Among the entries below, find the lines with "career" and copy them.

**Record set:**
------------

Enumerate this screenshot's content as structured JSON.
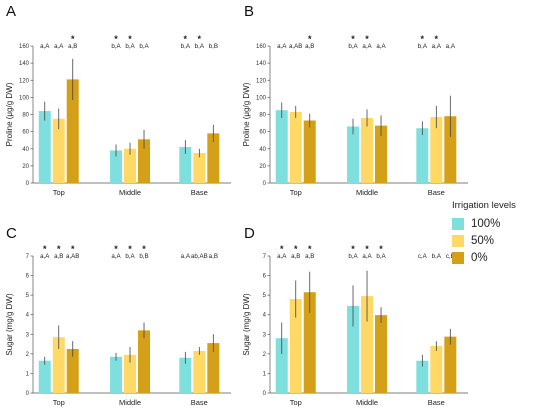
{
  "legend": {
    "title": "Irrigation levels",
    "items": [
      {
        "label": "100%",
        "color": "#7fdfdf"
      },
      {
        "label": "50%",
        "color": "#ffd966"
      },
      {
        "label": "0%",
        "color": "#d4a017"
      }
    ]
  },
  "chart_data": [
    {
      "type": "bar",
      "panel": "A",
      "ylabel": "Proline (μg/g DW)",
      "ylim": [
        0,
        160
      ],
      "yticks": [
        0,
        20,
        40,
        60,
        80,
        100,
        120,
        140,
        160
      ],
      "categories": [
        "Top",
        "Middle",
        "Base"
      ],
      "series": [
        {
          "name": "100%",
          "values": [
            84,
            38,
            42
          ],
          "errors": [
            11,
            7,
            8
          ]
        },
        {
          "name": "50%",
          "values": [
            75,
            40,
            35
          ],
          "errors": [
            12,
            7,
            5
          ]
        },
        {
          "name": "0%",
          "values": [
            121,
            51,
            58
          ],
          "errors": [
            24,
            11,
            10
          ]
        }
      ],
      "letters": [
        [
          "a,A",
          "a,A",
          "a,B"
        ],
        [
          "b,A",
          "b,A",
          "b,A"
        ],
        [
          "b,A",
          "b,A",
          "b,B"
        ]
      ],
      "stars": [
        [
          false,
          false,
          true
        ],
        [
          true,
          true,
          false
        ],
        [
          true,
          true,
          false
        ]
      ]
    },
    {
      "type": "bar",
      "panel": "B",
      "ylabel": "Proline (μg/g DW)",
      "ylim": [
        0,
        160
      ],
      "yticks": [
        0,
        20,
        40,
        60,
        80,
        100,
        120,
        140,
        160
      ],
      "categories": [
        "Top",
        "Middle",
        "Base"
      ],
      "series": [
        {
          "name": "100%",
          "values": [
            85,
            66,
            64
          ],
          "errors": [
            9,
            9,
            8
          ]
        },
        {
          "name": "50%",
          "values": [
            83,
            76,
            77
          ],
          "errors": [
            7,
            10,
            13
          ]
        },
        {
          "name": "0%",
          "values": [
            73,
            67,
            78
          ],
          "errors": [
            8,
            12,
            24
          ]
        }
      ],
      "letters": [
        [
          "a,A",
          "a,AB",
          "a,B"
        ],
        [
          "b,A",
          "a,A",
          "a,A"
        ],
        [
          "b,A",
          "a,A",
          "a,A"
        ]
      ],
      "stars": [
        [
          false,
          false,
          true
        ],
        [
          true,
          true,
          false
        ],
        [
          true,
          true,
          false
        ]
      ]
    },
    {
      "type": "bar",
      "panel": "C",
      "ylabel": "Sugar (mg/g DW)",
      "ylim": [
        0,
        7
      ],
      "yticks": [
        0,
        1,
        2,
        3,
        4,
        5,
        6,
        7
      ],
      "categories": [
        "Top",
        "Middle",
        "Base"
      ],
      "series": [
        {
          "name": "100%",
          "values": [
            1.65,
            1.85,
            1.8
          ],
          "errors": [
            0.2,
            0.2,
            0.3
          ]
        },
        {
          "name": "50%",
          "values": [
            2.85,
            1.95,
            2.15
          ],
          "errors": [
            0.6,
            0.4,
            0.2
          ]
        },
        {
          "name": "0%",
          "values": [
            2.25,
            3.2,
            2.55
          ],
          "errors": [
            0.4,
            0.4,
            0.45
          ]
        }
      ],
      "letters": [
        [
          "a,A",
          "a,B",
          "a,AB"
        ],
        [
          "a,A",
          "b,A",
          "b,B"
        ],
        [
          "a,A",
          "ab,AB",
          "a,B"
        ]
      ],
      "stars": [
        [
          true,
          true,
          true
        ],
        [
          true,
          true,
          true
        ],
        [
          false,
          false,
          false
        ]
      ]
    },
    {
      "type": "bar",
      "panel": "D",
      "ylabel": "Sugar (mg/g DW)",
      "ylim": [
        0,
        7
      ],
      "yticks": [
        0,
        1,
        2,
        3,
        4,
        5,
        6,
        7
      ],
      "categories": [
        "Top",
        "Middle",
        "Base"
      ],
      "series": [
        {
          "name": "100%",
          "values": [
            2.8,
            4.45,
            1.65
          ],
          "errors": [
            0.8,
            1.05,
            0.3
          ]
        },
        {
          "name": "50%",
          "values": [
            4.8,
            4.95,
            2.4
          ],
          "errors": [
            0.95,
            1.3,
            0.25
          ]
        },
        {
          "name": "0%",
          "values": [
            5.15,
            3.98,
            2.88
          ],
          "errors": [
            1.05,
            0.4,
            0.4
          ]
        }
      ],
      "letters": [
        [
          "a,A",
          "a,B",
          "a,B"
        ],
        [
          "b,A",
          "a,A",
          "b,A"
        ],
        [
          "c,A",
          "b,A",
          "c,B"
        ]
      ],
      "stars": [
        [
          true,
          true,
          true
        ],
        [
          true,
          true,
          true
        ],
        [
          false,
          false,
          false
        ]
      ]
    }
  ]
}
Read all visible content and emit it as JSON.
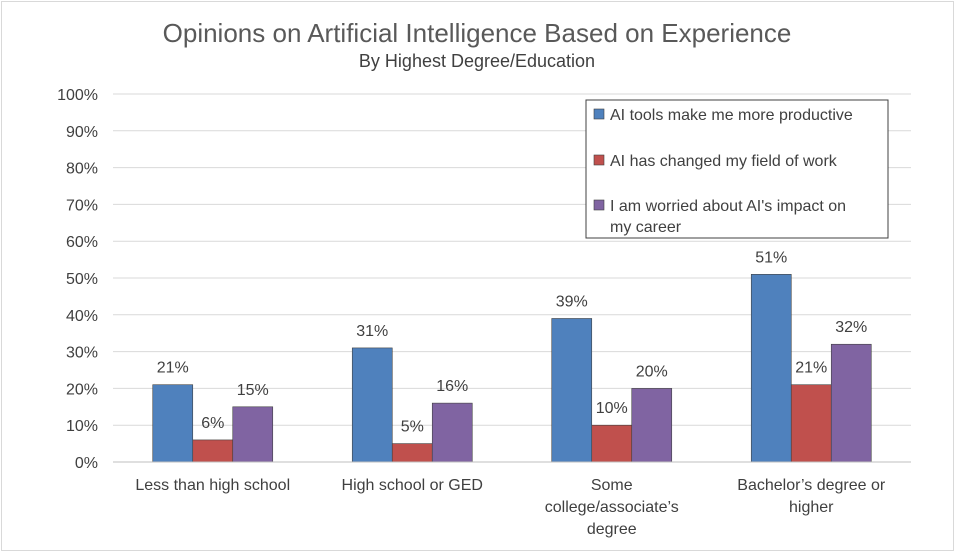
{
  "chart_data": {
    "type": "bar",
    "title": "Opinions on Artificial Intelligence Based on Experience",
    "subtitle": "By Highest Degree/Education",
    "categories": [
      [
        "Less than high school"
      ],
      [
        "High school or GED"
      ],
      [
        "Some",
        "college/associate’s",
        "degree"
      ],
      [
        "Bachelor’s degree or",
        "higher"
      ]
    ],
    "series": [
      {
        "name": "AI tools make me more productive",
        "name_lines": [
          "AI tools make me more productive"
        ],
        "color": "#4f81bd",
        "values": [
          21,
          31,
          39,
          51
        ]
      },
      {
        "name": "AI has changed my field of work",
        "name_lines": [
          "AI has changed my field of work"
        ],
        "color": "#c0504d",
        "values": [
          6,
          5,
          10,
          21
        ]
      },
      {
        "name": "I am worried about AI's impact on my career",
        "name_lines": [
          "I am worried about AI's impact on",
          "my career"
        ],
        "color": "#8064a2",
        "values": [
          15,
          16,
          20,
          32
        ]
      }
    ],
    "data_labels": [
      [
        "21%",
        "31%",
        "39%",
        "51%"
      ],
      [
        "6%",
        "5%",
        "10%",
        "21%"
      ],
      [
        "15%",
        "16%",
        "20%",
        "32%"
      ]
    ],
    "ylim": [
      0,
      100
    ],
    "yticks": [
      "0%",
      "10%",
      "20%",
      "30%",
      "40%",
      "50%",
      "60%",
      "70%",
      "80%",
      "90%",
      "100%"
    ],
    "grid": true,
    "legend_position": "top-right",
    "xlabel": "",
    "ylabel": ""
  }
}
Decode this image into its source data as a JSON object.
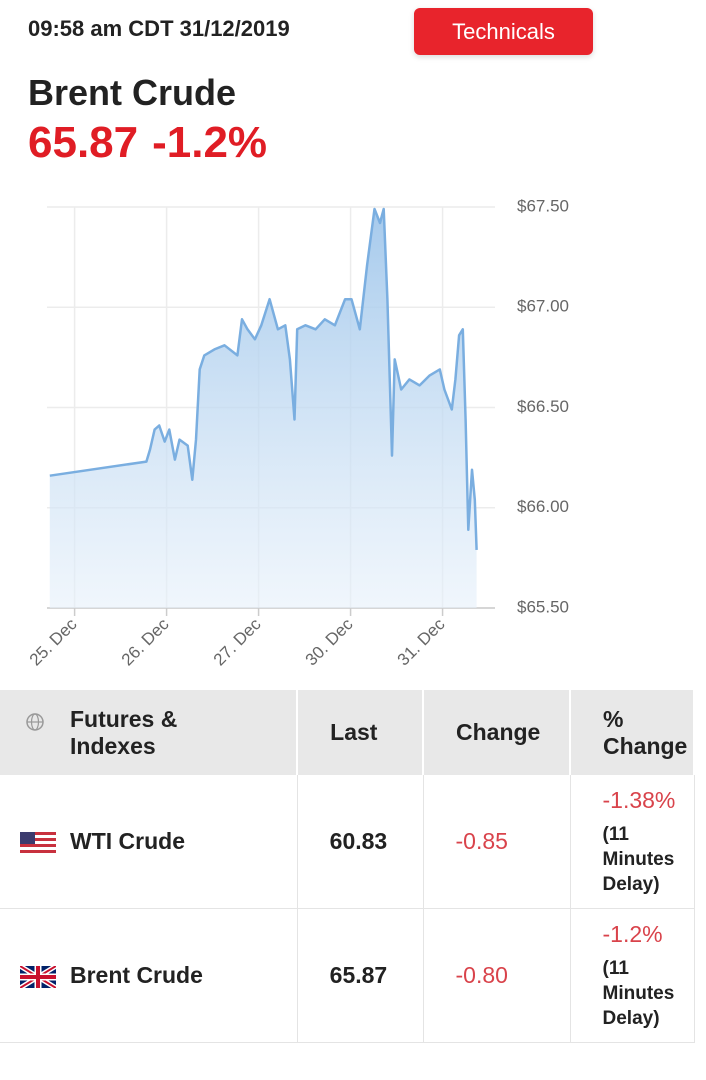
{
  "header": {
    "timestamp": "09:58 am CDT 31/12/2019",
    "button": "Technicals",
    "instrument": "Brent Crude",
    "price": "65.87",
    "change": "-1.2%"
  },
  "chart_data": {
    "type": "area",
    "x": [
      -0.27,
      0.78,
      0.82,
      0.87,
      0.92,
      0.98,
      1.03,
      1.09,
      1.14,
      1.23,
      1.28,
      1.32,
      1.36,
      1.41,
      1.52,
      1.63,
      1.77,
      1.82,
      1.88,
      1.96,
      2.03,
      2.12,
      2.21,
      2.29,
      2.34,
      2.39,
      2.42,
      2.51,
      2.62,
      2.72,
      2.83,
      2.94,
      3.01,
      3.1,
      3.18,
      3.26,
      3.32,
      3.36,
      3.4,
      3.45,
      3.48,
      3.55,
      3.64,
      3.75,
      3.86,
      3.97,
      4.02,
      4.1,
      4.14,
      4.18,
      4.22,
      4.25,
      4.28,
      4.32,
      4.35,
      4.37
    ],
    "values": [
      66.16,
      66.23,
      66.29,
      66.39,
      66.41,
      66.33,
      66.39,
      66.24,
      66.34,
      66.31,
      66.14,
      66.34,
      66.69,
      66.76,
      66.79,
      66.81,
      66.76,
      66.94,
      66.89,
      66.84,
      66.91,
      67.04,
      66.89,
      66.91,
      66.74,
      66.44,
      66.89,
      66.91,
      66.89,
      66.94,
      66.91,
      67.04,
      67.04,
      66.89,
      67.21,
      67.49,
      67.42,
      67.49,
      67.04,
      66.26,
      66.74,
      66.59,
      66.64,
      66.61,
      66.66,
      66.69,
      66.59,
      66.49,
      66.64,
      66.86,
      66.89,
      66.44,
      65.89,
      66.19,
      66.04,
      65.79
    ],
    "color": "#7aaee0",
    "xlim": [
      -0.3,
      4.57
    ],
    "xticks": [
      {
        "value": 0,
        "label": "25. Dec"
      },
      {
        "value": 1,
        "label": "26. Dec"
      },
      {
        "value": 2,
        "label": "27. Dec"
      },
      {
        "value": 3,
        "label": "30. Dec"
      },
      {
        "value": 4,
        "label": "31. Dec"
      }
    ],
    "ylim": [
      65.5,
      67.5
    ],
    "yticks": [
      {
        "value": 65.5,
        "label": "$65.50"
      },
      {
        "value": 66,
        "label": "$66.00"
      },
      {
        "value": 66.5,
        "label": "$66.50"
      },
      {
        "value": 67,
        "label": "$67.00"
      },
      {
        "value": 67.5,
        "label": "$67.50"
      }
    ],
    "grid": true
  },
  "table": {
    "header": [
      "Futures & Indexes",
      "Last",
      "Change",
      "% Change"
    ],
    "rows": [
      [
        "WTI Crude",
        "60.83",
        "-0.85",
        "-1.38%",
        "(11 Minutes Delay)"
      ],
      [
        "Brent Crude",
        "65.87",
        "-0.80",
        "-1.2%",
        "(11 Minutes Delay)"
      ]
    ]
  }
}
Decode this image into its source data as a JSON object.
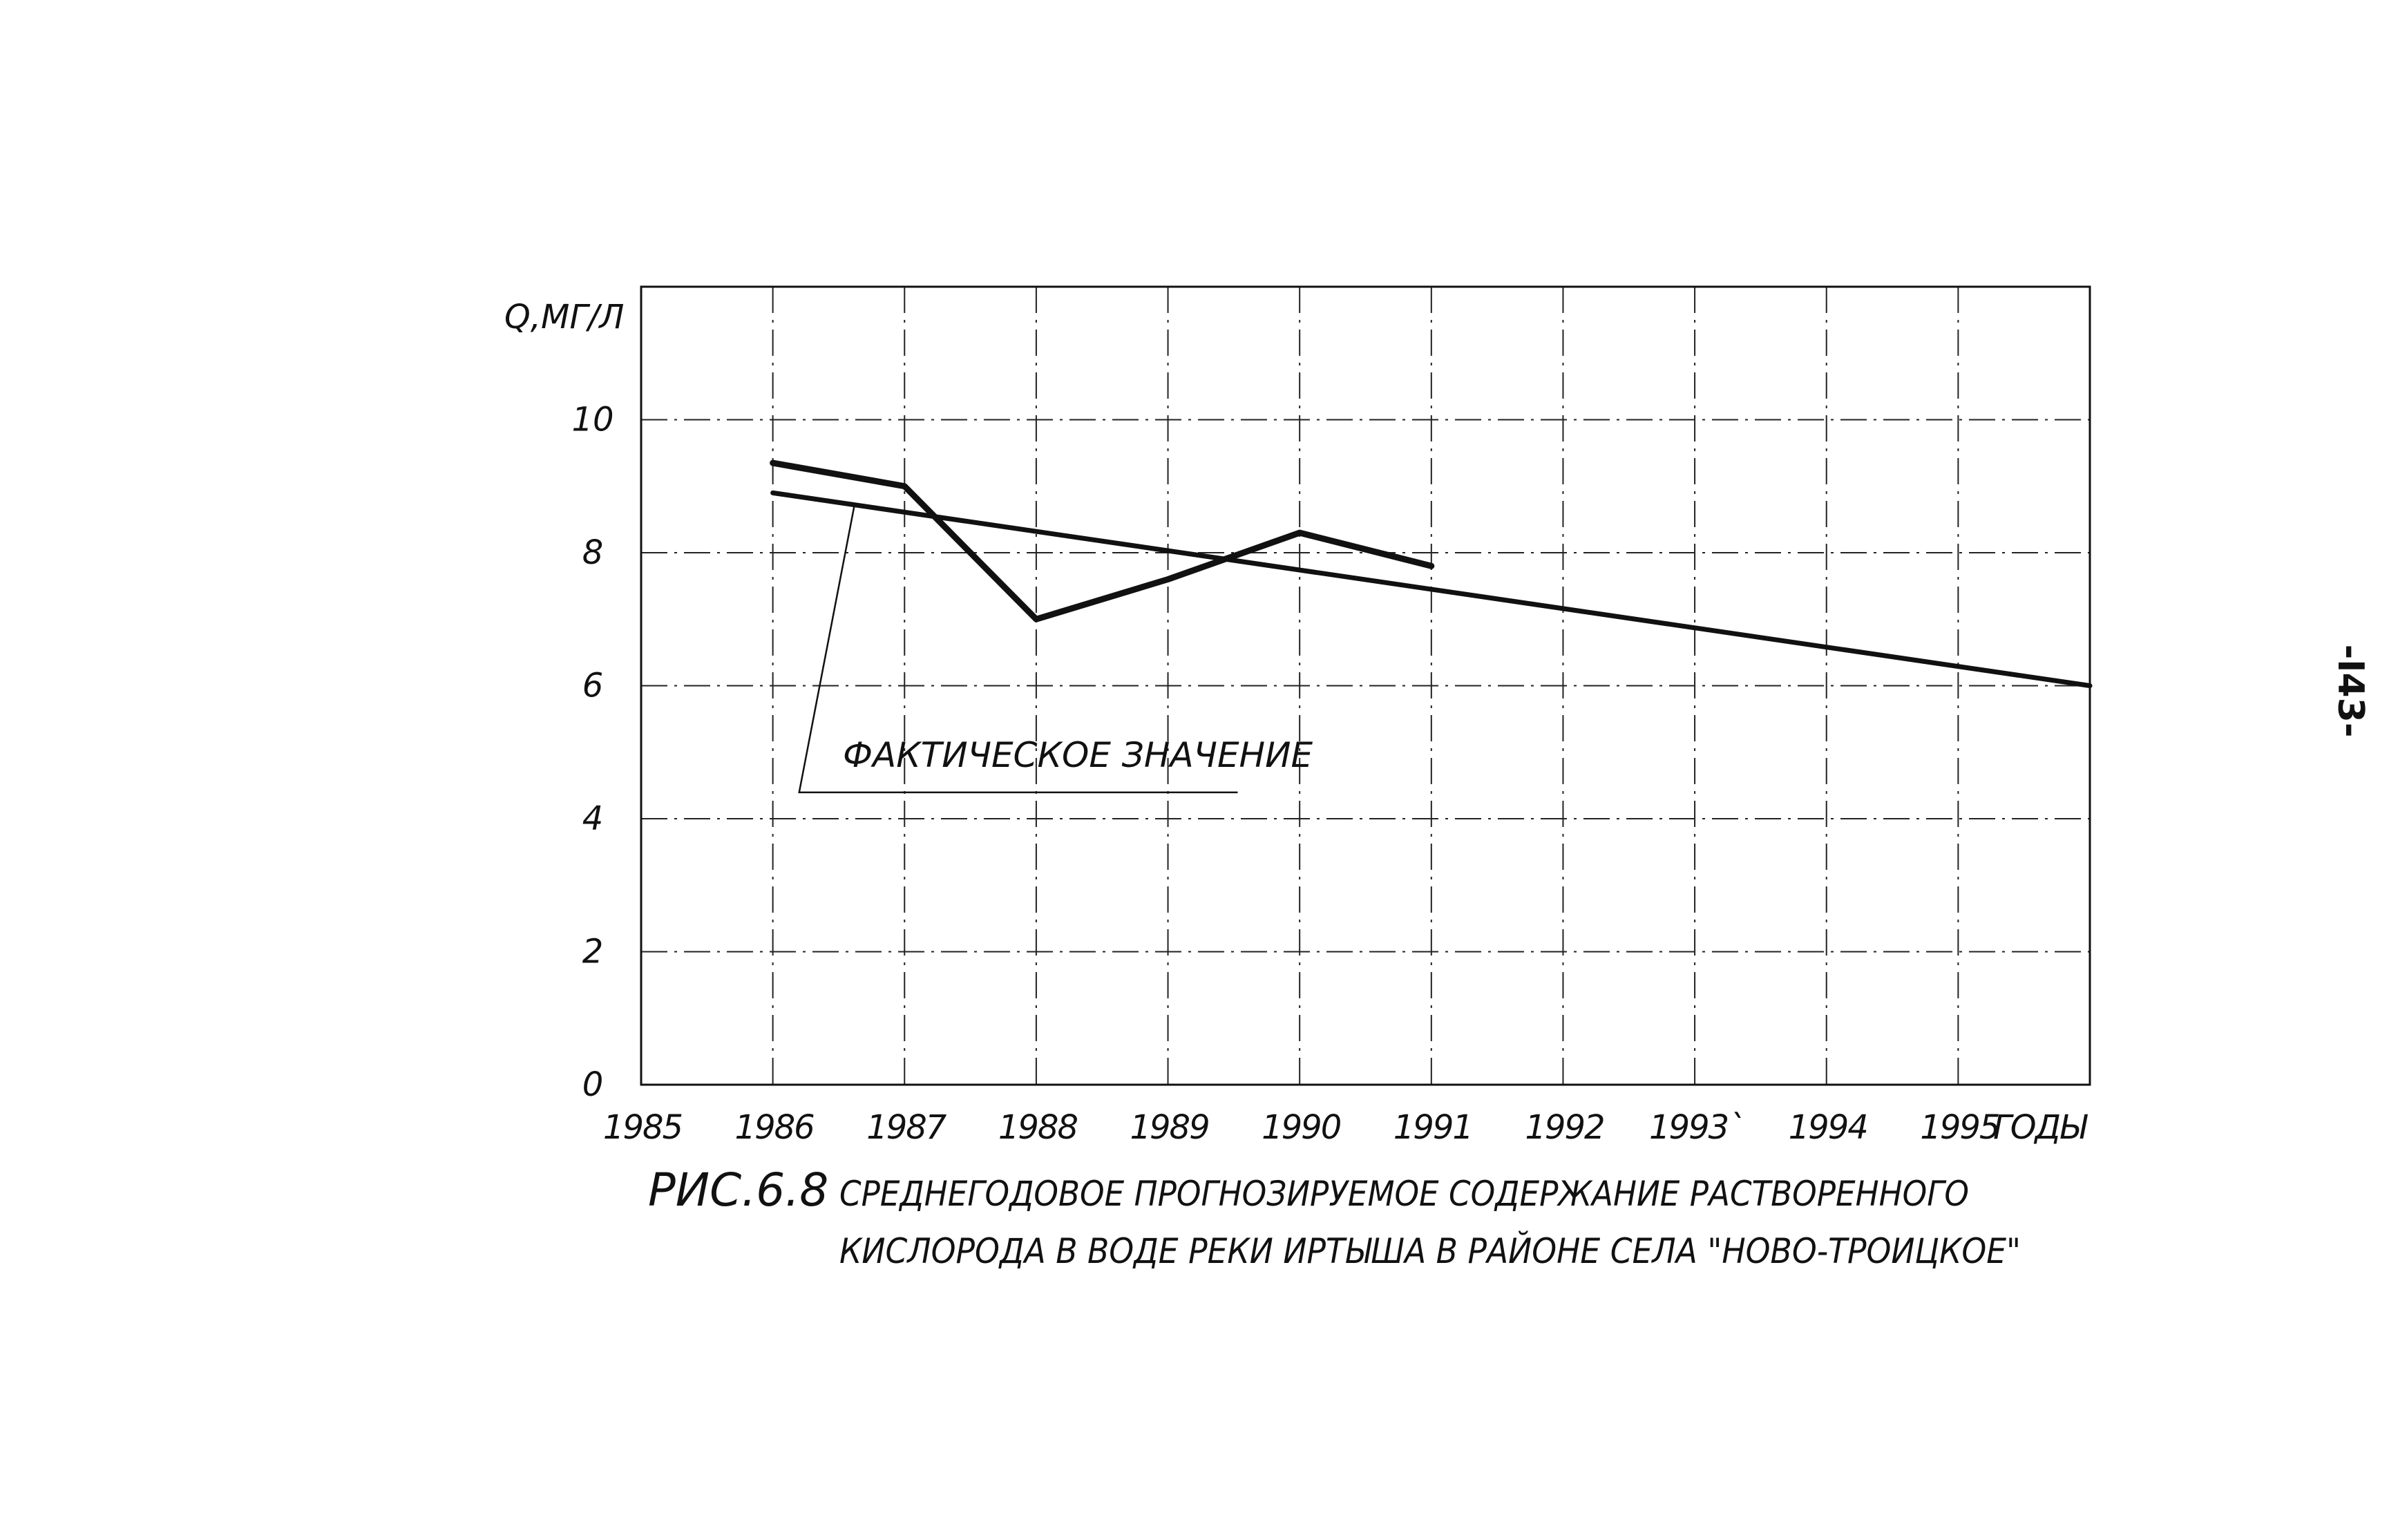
{
  "page_number": "-I43-",
  "caption": {
    "fig_label": "РИС.6.8",
    "line1": "СРЕДНЕГОДОВОЕ ПРОГНОЗИРУЕМОЕ СОДЕРЖАНИЕ РАСТВОРЕННОГО",
    "line2": "КИСЛОРОДА В ВОДЕ РЕКИ ИРТЫША В РАЙОНЕ СЕЛА \"НОВО-ТРОИЦКОЕ\""
  },
  "chart_data": {
    "type": "line",
    "title": "",
    "ylabel": "Q,МГ/Л",
    "xlabel": "ГОДЫ",
    "ylim": [
      0,
      12
    ],
    "xlim": [
      1985,
      1996
    ],
    "grid": true,
    "y_ticks": [
      0,
      2,
      4,
      6,
      8,
      10
    ],
    "x_ticks": [
      1985,
      1986,
      1987,
      1988,
      1989,
      1990,
      1991,
      1992,
      1993,
      1994,
      1995
    ],
    "x_tick_labels": [
      "1985",
      "1986",
      "1987",
      "1988",
      "1989",
      "1990",
      "1991",
      "1992",
      "1993`",
      "1994",
      "1995"
    ],
    "annotation": "ФАКТИЧЕСКОЕ ЗНАЧЕНИЕ",
    "series": [
      {
        "x": [
          1986,
          1987,
          1988,
          1989,
          1990,
          1991
        ],
        "y": [
          9.35,
          9.0,
          7.0,
          7.6,
          8.3,
          7.8
        ]
      },
      {
        "x": [
          1986,
          1996
        ],
        "y": [
          8.9,
          6.0
        ]
      }
    ]
  }
}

------------

**Output:**
        "name": "I am worried about AI's impact on my career",
          "my career"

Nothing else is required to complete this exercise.